[GOAL OF THE EXERCISE] Provide an exact reproduction of every entry.

Data entries:
________________________

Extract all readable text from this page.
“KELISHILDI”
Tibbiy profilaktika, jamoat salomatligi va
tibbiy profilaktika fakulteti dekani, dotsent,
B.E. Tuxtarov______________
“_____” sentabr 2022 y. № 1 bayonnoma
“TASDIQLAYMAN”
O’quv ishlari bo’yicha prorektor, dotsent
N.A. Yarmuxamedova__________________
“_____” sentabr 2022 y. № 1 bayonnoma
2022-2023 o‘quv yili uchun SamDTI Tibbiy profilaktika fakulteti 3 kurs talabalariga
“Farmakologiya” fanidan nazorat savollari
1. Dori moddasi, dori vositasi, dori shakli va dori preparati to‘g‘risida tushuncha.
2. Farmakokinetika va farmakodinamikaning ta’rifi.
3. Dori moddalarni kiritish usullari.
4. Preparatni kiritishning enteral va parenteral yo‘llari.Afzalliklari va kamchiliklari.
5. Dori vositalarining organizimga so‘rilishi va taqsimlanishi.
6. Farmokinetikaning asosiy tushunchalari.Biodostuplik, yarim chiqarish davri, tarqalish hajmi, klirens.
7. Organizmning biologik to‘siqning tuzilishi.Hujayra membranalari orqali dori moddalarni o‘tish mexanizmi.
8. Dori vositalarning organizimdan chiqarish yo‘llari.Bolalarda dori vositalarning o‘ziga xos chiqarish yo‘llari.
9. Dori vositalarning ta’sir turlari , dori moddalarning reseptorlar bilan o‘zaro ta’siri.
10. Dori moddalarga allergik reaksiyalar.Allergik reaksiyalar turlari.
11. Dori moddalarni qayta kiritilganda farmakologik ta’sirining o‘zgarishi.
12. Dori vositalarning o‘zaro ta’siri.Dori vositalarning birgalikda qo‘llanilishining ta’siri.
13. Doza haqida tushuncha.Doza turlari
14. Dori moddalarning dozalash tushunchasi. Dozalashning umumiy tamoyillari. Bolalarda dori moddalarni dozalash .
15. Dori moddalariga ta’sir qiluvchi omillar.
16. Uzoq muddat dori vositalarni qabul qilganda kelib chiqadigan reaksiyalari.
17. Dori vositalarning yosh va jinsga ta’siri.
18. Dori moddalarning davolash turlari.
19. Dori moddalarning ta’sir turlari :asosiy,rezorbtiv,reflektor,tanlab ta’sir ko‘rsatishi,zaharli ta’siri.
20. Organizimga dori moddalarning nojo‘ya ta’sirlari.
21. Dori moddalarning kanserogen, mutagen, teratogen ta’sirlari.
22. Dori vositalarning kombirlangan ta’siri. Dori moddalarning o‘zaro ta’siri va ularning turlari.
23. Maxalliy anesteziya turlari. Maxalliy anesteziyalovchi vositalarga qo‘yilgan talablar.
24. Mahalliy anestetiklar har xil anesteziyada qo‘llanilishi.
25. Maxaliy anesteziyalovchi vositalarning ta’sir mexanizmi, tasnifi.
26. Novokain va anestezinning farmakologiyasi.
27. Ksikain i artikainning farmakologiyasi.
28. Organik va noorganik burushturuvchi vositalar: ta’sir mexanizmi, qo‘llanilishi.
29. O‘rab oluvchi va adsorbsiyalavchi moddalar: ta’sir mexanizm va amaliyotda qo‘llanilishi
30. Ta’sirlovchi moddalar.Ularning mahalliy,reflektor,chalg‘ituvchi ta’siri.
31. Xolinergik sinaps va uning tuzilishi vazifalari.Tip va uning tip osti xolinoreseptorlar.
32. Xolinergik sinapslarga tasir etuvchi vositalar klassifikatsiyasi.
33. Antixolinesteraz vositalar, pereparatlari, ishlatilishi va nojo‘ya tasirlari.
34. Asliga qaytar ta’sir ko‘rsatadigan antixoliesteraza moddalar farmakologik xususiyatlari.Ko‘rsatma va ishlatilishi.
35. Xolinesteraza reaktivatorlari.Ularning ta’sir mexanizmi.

________________________

[RESULT OF THE TASK]
Extract all readable text from this page.
“KELISHILDI”
Tibbiy profilaktika, jamoat salomatligi va
tibbiy profilaktika fakulteti dekani, dotsent,
B.E. Tuxtarov______________
“_____” sentabr 2022 y. № 1 bayonnoma
“TASDIQLAYMAN”
O’quv ishlari bo’yicha prorektor, dotsent
N.A. Yarmuxamedova__________________
“_____” sentabr 2022 y. № 1 bayonnoma
2022-2023 o‘quv yili uchun SamDTI Tibbiy profilaktika fakulteti 3 kurs talabalariga
“Farmakologiya” fanidan nazorat savollari
1. Dori moddasi, dori vositasi, dori shakli va dori preparati to‘g‘risida tushuncha.
2. Farmakokinetika va farmakodinamikaning ta’rifi.
3. Dori moddalarni kiritish usullari.
4. Preparatni kiritishning enteral va parenteral yo‘llari.Afzalliklari va kamchiliklari.
5. Dori vositalarining organizimga so‘rilishi va taqsimlanishi.
6. Farmokinetikaning asosiy tushunchalari.Biodostuplik, yarim chiqarish davri, tarqalish hajmi, klirens.
7. Organizmning biologik to‘siqning tuzilishi.Hujayra membranalari orqali dori moddalarni o‘tish mexanizmi.
8. Dori vositalarning organizimdan chiqarish yo‘llari.Bolalarda dori vositalarning o‘ziga xos chiqarish yo‘llari.
9. Dori vositalarning ta’sir turlari , dori moddalarning reseptorlar bilan o‘zaro ta’siri.
10. Dori moddalarga allergik reaksiyalar.Allergik reaksiyalar turlari.
11. Dori moddalarni qayta kiritilganda farmakologik ta’sirining o‘zgarishi.
12. Dori vositalarning o‘zaro ta’siri.Dori vositalarning birgalikda qo‘llanilishining ta’siri.
13. Doza haqida tushuncha.Doza turlari
14. Dori moddalarning dozalash tushunchasi. Dozalashning umumiy tamoyillari. Bolalarda dori moddalarni dozalash .
15. Dori moddalariga ta’sir qiluvchi omillar.
16. Uzoq muddat dori vositalarni qabul qilganda kelib chiqadigan reaksiyalari.
17. Dori vositalarning yosh va jinsga ta’siri.
18. Dori moddalarning davolash turlari.
19. Dori moddalarning ta’sir turlari :asosiy,rezorbtiv,reflektor,tanlab ta’sir ko‘rsatishi,zaharli ta’siri.
20. Organizimga dori moddalarning nojo‘ya ta’sirlari.
21. Dori moddalarning kanserogen, mutagen, teratogen ta’sirlari.
22. Dori vositalarning kombirlangan ta’siri. Dori moddalarning o‘zaro ta’siri va ularning turlari.
23. Maxalliy anesteziya turlari. Maxalliy anesteziyalovchi vositalarga qo‘yilgan talablar.
24. Mahalliy anestetiklar har xil anesteziyada qo‘llanilishi.
25. Maxaliy anesteziyalovchi vositalarning ta’sir mexanizmi, tasnifi.
26. Novokain va anestezinning farmakologiyasi.
27. Ksikain i artikainning farmakologiyasi.
28. Organik va noorganik burushturuvchi vositalar: ta’sir mexanizmi, qo‘llanilishi.
29. O‘rab oluvchi va adsorbsiyalavchi moddalar: ta’sir mexanizm va amaliyotda qo‘llanilishi
30. Ta’sirlovchi moddalar.Ularning mahalliy,reflektor,chalg‘ituvchi ta’siri.
31. Xolinergik sinaps va uning tuzilishi vazifalari.Tip va uning tip osti xolinoreseptorlar.
32. Xolinergik sinapslarga tasir etuvchi vositalar klassifikatsiyasi.
33. Antixolinesteraz vositalar, pereparatlari, ishlatilishi va nojo‘ya tasirlari.
34. Asliga qaytar ta’sir ko‘rsatadigan antixoliesteraza moddalar farmakologik xususiyatlari.Ko‘rsatma va ishlatilishi.
35. Xolinesteraza reaktivatorlari.Ularning ta’sir mexanizmi.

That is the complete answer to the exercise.